__What needs to be done__.
Render each line of the listing below as a row of a Markdown table with two columns, Row and Text. Number the rows in order and omit any blank lines.
_ _ _ _ _
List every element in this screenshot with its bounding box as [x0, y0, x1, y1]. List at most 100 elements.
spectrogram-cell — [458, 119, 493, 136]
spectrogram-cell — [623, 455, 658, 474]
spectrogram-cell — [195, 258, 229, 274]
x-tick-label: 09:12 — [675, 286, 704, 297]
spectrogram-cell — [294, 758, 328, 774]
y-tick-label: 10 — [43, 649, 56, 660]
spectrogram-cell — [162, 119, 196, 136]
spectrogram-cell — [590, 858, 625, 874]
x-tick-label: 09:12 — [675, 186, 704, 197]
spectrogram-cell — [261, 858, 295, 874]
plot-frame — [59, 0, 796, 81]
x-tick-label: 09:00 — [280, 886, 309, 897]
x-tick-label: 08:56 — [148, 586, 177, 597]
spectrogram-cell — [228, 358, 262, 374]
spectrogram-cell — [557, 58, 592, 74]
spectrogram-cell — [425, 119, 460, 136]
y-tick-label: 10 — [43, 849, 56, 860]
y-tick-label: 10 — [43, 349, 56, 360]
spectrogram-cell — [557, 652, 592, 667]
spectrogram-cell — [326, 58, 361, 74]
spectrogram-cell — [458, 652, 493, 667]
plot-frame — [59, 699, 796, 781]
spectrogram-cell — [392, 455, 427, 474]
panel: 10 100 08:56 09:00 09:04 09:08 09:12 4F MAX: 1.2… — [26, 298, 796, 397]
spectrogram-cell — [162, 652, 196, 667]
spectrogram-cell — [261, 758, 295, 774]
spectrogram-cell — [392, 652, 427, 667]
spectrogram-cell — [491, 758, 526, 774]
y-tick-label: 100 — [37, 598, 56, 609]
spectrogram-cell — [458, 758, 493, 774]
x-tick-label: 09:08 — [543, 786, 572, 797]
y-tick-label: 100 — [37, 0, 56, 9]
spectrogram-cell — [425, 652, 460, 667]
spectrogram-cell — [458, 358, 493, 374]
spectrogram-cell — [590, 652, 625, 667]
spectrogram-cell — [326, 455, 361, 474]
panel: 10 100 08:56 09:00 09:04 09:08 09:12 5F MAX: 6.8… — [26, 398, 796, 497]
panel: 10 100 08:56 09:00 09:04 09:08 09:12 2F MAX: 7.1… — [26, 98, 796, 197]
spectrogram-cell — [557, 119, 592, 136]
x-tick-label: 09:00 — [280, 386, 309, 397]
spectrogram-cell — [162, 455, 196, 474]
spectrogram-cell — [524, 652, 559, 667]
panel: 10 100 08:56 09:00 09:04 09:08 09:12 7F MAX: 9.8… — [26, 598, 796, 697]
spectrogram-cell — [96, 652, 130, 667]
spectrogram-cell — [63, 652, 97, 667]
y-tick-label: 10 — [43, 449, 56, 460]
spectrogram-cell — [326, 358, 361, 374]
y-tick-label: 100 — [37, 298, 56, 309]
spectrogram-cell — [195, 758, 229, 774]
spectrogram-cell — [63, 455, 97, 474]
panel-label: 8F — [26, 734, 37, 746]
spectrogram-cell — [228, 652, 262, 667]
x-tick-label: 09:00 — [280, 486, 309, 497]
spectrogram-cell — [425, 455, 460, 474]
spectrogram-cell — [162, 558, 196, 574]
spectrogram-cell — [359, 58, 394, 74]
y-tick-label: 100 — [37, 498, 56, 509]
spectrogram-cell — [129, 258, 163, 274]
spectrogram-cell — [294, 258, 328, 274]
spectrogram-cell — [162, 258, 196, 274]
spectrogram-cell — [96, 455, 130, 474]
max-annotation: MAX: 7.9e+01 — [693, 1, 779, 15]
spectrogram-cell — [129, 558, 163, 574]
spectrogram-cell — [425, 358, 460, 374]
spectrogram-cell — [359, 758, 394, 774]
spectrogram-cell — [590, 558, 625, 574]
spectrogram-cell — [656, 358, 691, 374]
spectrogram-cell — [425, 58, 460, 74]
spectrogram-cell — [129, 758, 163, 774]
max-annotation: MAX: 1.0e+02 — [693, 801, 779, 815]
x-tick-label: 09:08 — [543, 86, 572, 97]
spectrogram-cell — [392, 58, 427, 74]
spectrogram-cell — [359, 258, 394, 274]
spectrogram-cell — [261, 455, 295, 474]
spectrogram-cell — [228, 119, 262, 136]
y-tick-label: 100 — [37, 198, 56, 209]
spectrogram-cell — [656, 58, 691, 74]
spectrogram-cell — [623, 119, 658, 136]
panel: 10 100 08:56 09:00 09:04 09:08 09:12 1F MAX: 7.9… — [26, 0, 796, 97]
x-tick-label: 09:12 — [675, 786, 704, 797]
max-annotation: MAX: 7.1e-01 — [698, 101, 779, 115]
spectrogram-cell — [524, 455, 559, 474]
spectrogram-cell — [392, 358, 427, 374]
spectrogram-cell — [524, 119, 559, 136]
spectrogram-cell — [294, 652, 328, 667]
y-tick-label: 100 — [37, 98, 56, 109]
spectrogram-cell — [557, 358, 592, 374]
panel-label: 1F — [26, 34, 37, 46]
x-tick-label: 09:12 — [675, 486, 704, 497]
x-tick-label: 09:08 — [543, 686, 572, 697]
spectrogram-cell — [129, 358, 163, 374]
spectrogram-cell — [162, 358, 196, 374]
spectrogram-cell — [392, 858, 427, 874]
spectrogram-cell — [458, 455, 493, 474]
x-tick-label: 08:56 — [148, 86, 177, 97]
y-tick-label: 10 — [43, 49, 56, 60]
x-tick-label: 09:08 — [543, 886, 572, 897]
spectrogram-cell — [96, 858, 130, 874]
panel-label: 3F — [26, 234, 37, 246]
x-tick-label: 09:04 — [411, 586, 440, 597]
_ _ _ _ _
__Exercise output__.
| Row | Text |
|---|---|
| 1 | List every element in this screenshot with its bounding box as [x0, y0, x1, y1]. List at most 100 elements. |
| 2 | spectrogram-cell — [458, 119, 493, 136] |
| 3 | spectrogram-cell — [623, 455, 658, 474] |
| 4 | spectrogram-cell — [195, 258, 229, 274] |
| 5 | x-tick-label: 09:12 — [675, 286, 704, 297] |
| 6 | spectrogram-cell — [294, 758, 328, 774] |
| 7 | y-tick-label: 10 — [43, 649, 56, 660] |
| 8 | spectrogram-cell — [162, 119, 196, 136] |
| 9 | spectrogram-cell — [590, 858, 625, 874] |
| 10 | x-tick-label: 09:12 — [675, 186, 704, 197] |
| 11 | spectrogram-cell — [261, 858, 295, 874] |
| 12 | plot-frame — [59, 0, 796, 81] |
| 13 | x-tick-label: 09:00 — [280, 886, 309, 897] |
| 14 | x-tick-label: 08:56 — [148, 586, 177, 597] |
| 15 | spectrogram-cell — [228, 358, 262, 374] |
| 16 | spectrogram-cell — [557, 58, 592, 74] |
| 17 | spectrogram-cell — [425, 119, 460, 136] |
| 18 | y-tick-label: 10 — [43, 849, 56, 860] |
| 19 | y-tick-label: 10 — [43, 349, 56, 360] |
| 20 | spectrogram-cell — [557, 652, 592, 667] |
| 21 | spectrogram-cell — [326, 58, 361, 74] |
| 22 | spectrogram-cell — [458, 652, 493, 667] |
| 23 | plot-frame — [59, 699, 796, 781] |
| 24 | spectrogram-cell — [392, 455, 427, 474] |
| 25 | panel: 10 100 08:56 09:00 09:04 09:08 09:12 4F MAX: 1.2… — [26, 298, 796, 397] |
| 26 | spectrogram-cell — [162, 652, 196, 667] |
| 27 | spectrogram-cell — [261, 758, 295, 774] |
| 28 | spectrogram-cell — [392, 652, 427, 667] |
| 29 | spectrogram-cell — [491, 758, 526, 774] |
| 30 | y-tick-label: 100 — [37, 598, 56, 609] |
| 31 | spectrogram-cell — [458, 758, 493, 774] |
| 32 | x-tick-label: 09:08 — [543, 786, 572, 797] |
| 33 | y-tick-label: 100 — [37, 0, 56, 9] |
| 34 | spectrogram-cell — [425, 652, 460, 667] |
| 35 | spectrogram-cell — [458, 358, 493, 374] |
| 36 | spectrogram-cell — [590, 652, 625, 667] |
| 37 | spectrogram-cell — [326, 455, 361, 474] |
| 38 | panel: 10 100 08:56 09:00 09:04 09:08 09:12 5F MAX: 6.8… — [26, 398, 796, 497] |
| 39 | panel: 10 100 08:56 09:00 09:04 09:08 09:12 2F MAX: 7.1… — [26, 98, 796, 197] |
| 40 | spectrogram-cell — [557, 119, 592, 136] |
| 41 | x-tick-label: 09:00 — [280, 386, 309, 397] |
| 42 | spectrogram-cell — [162, 455, 196, 474] |
| 43 | spectrogram-cell — [524, 652, 559, 667] |
| 44 | panel: 10 100 08:56 09:00 09:04 09:08 09:12 7F MAX: 9.8… — [26, 598, 796, 697] |
| 45 | spectrogram-cell — [96, 652, 130, 667] |
| 46 | spectrogram-cell — [63, 652, 97, 667] |
| 47 | y-tick-label: 10 — [43, 449, 56, 460] |
| 48 | spectrogram-cell — [326, 358, 361, 374] |
| 49 | y-tick-label: 100 — [37, 298, 56, 309] |
| 50 | spectrogram-cell — [195, 758, 229, 774] |
| 51 | spectrogram-cell — [63, 455, 97, 474] |
| 52 | panel-label: 8F — [26, 734, 37, 746] |
| 53 | spectrogram-cell — [228, 652, 262, 667] |
| 54 | x-tick-label: 09:00 — [280, 486, 309, 497] |
| 55 | spectrogram-cell — [425, 455, 460, 474] |
| 56 | spectrogram-cell — [162, 558, 196, 574] |
| 57 | spectrogram-cell — [359, 58, 394, 74] |
| 58 | y-tick-label: 100 — [37, 498, 56, 509] |
| 59 | spectrogram-cell — [129, 258, 163, 274] |
| 60 | spectrogram-cell — [294, 258, 328, 274] |
| 61 | spectrogram-cell — [162, 258, 196, 274] |
| 62 | spectrogram-cell — [96, 455, 130, 474] |
| 63 | max-annotation: MAX: 7.9e+01 — [693, 1, 779, 15] |
| 64 | spectrogram-cell — [129, 558, 163, 574] |
| 65 | spectrogram-cell — [425, 358, 460, 374] |
| 66 | spectrogram-cell — [359, 758, 394, 774] |
| 67 | spectrogram-cell — [590, 558, 625, 574] |
| 68 | spectrogram-cell — [656, 358, 691, 374] |
| 69 | spectrogram-cell — [425, 58, 460, 74] |
| 70 | spectrogram-cell — [129, 758, 163, 774] |
| 71 | max-annotation: MAX: 1.0e+02 — [693, 801, 779, 815] |
| 72 | x-tick-label: 09:08 — [543, 86, 572, 97] |
| 73 | spectrogram-cell — [392, 58, 427, 74] |
| 74 | spectrogram-cell — [359, 258, 394, 274] |
| 75 | spectrogram-cell — [261, 455, 295, 474] |
| 76 | spectrogram-cell — [228, 119, 262, 136] |
| 77 | y-tick-label: 100 — [37, 198, 56, 209] |
| 78 | spectrogram-cell — [656, 58, 691, 74] |
| 79 | spectrogram-cell — [623, 119, 658, 136] |
| 80 | panel: 10 100 08:56 09:00 09:04 09:08 09:12 1F MAX: 7.9… — [26, 0, 796, 97] |
| 81 | x-tick-label: 09:12 — [675, 786, 704, 797] |
| 82 | max-annotation: MAX: 7.1e-01 — [698, 101, 779, 115] |
| 83 | spectrogram-cell — [524, 455, 559, 474] |
| 84 | spectrogram-cell — [392, 358, 427, 374] |
| 85 | spectrogram-cell — [524, 119, 559, 136] |
| 86 | spectrogram-cell — [294, 652, 328, 667] |
| 87 | y-tick-label: 100 — [37, 98, 56, 109] |
| 88 | spectrogram-cell — [557, 358, 592, 374] |
| 89 | panel-label: 1F — [26, 34, 37, 46] |
| 90 | x-tick-label: 09:12 — [675, 486, 704, 497] |
| 91 | x-tick-label: 09:08 — [543, 686, 572, 697] |
| 92 | spectrogram-cell — [129, 358, 163, 374] |
| 93 | spectrogram-cell — [162, 358, 196, 374] |
| 94 | spectrogram-cell — [392, 858, 427, 874] |
| 95 | spectrogram-cell — [458, 455, 493, 474] |
| 96 | x-tick-label: 08:56 — [148, 86, 177, 97] |
| 97 | y-tick-label: 10 — [43, 49, 56, 60] |
| 98 | x-tick-label: 09:08 — [543, 886, 572, 897] |
| 99 | spectrogram-cell — [96, 858, 130, 874] |
| 100 | panel-label: 3F — [26, 234, 37, 246] |
| 101 | x-tick-label: 09:04 — [411, 586, 440, 597] |